## TASK
Check each line of the material below, and copy it if it holds the string "kind".
═════ EXERCISE MATERIAL
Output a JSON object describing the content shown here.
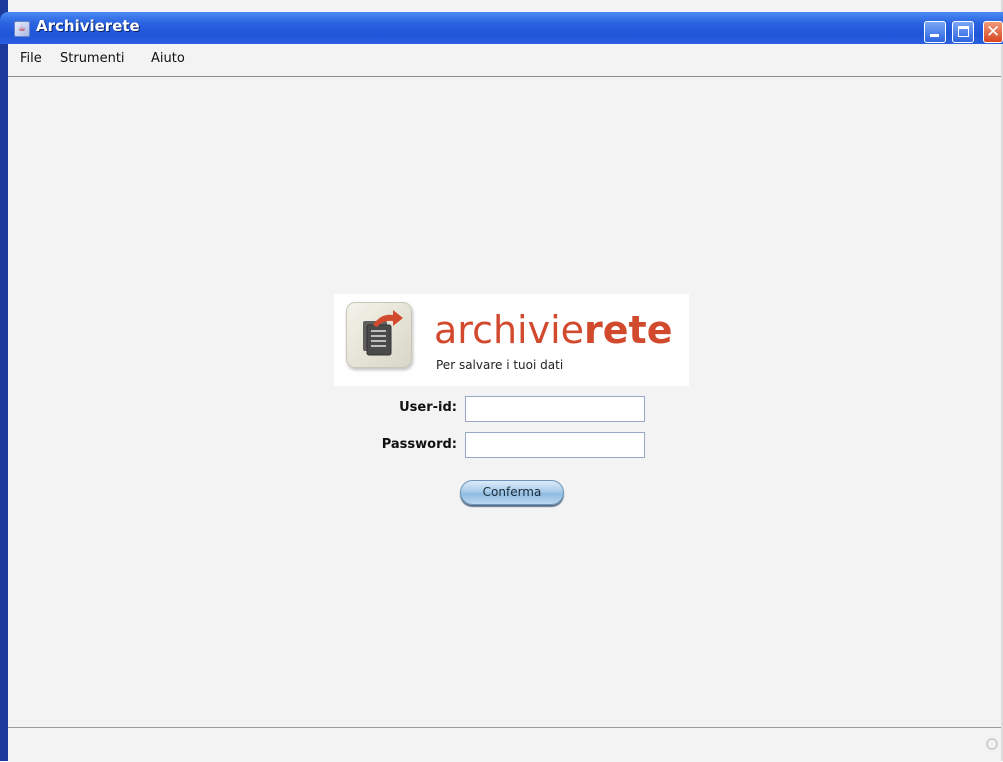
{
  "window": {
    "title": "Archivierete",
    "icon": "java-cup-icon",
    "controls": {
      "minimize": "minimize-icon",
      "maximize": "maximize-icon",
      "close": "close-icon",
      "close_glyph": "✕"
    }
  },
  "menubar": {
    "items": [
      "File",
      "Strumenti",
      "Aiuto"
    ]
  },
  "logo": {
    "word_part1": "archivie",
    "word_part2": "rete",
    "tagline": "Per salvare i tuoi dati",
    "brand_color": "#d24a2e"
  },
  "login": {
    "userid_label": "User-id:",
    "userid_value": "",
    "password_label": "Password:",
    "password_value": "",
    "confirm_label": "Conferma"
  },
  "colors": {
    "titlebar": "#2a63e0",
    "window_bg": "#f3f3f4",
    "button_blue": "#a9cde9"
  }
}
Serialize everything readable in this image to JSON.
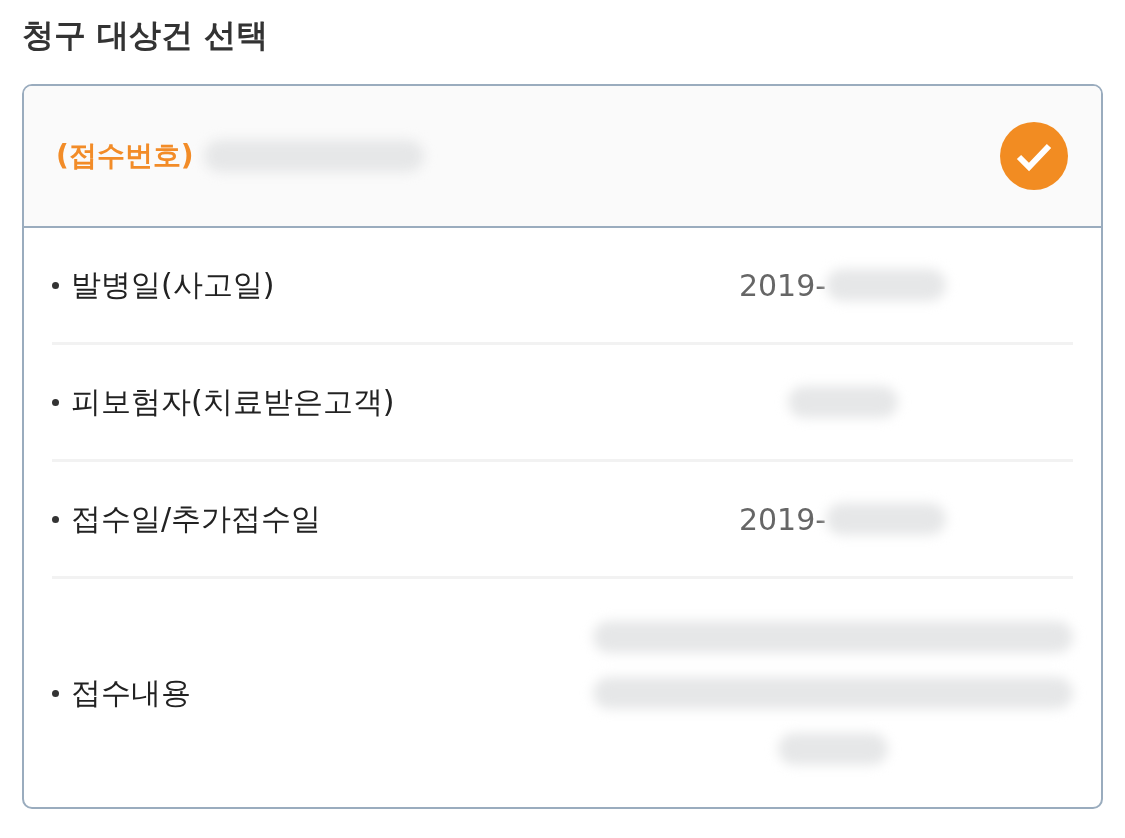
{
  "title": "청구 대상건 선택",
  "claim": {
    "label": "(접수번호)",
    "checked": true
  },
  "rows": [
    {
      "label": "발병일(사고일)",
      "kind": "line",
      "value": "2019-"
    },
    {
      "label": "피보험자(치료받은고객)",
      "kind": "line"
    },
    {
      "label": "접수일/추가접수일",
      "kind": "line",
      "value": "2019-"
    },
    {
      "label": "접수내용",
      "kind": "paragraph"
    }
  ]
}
══════════
## ANSWER TO THE EXERCISE
      "kind": "line",
      "kind": "line"
      "kind": "line",
      "kind": "paragraph"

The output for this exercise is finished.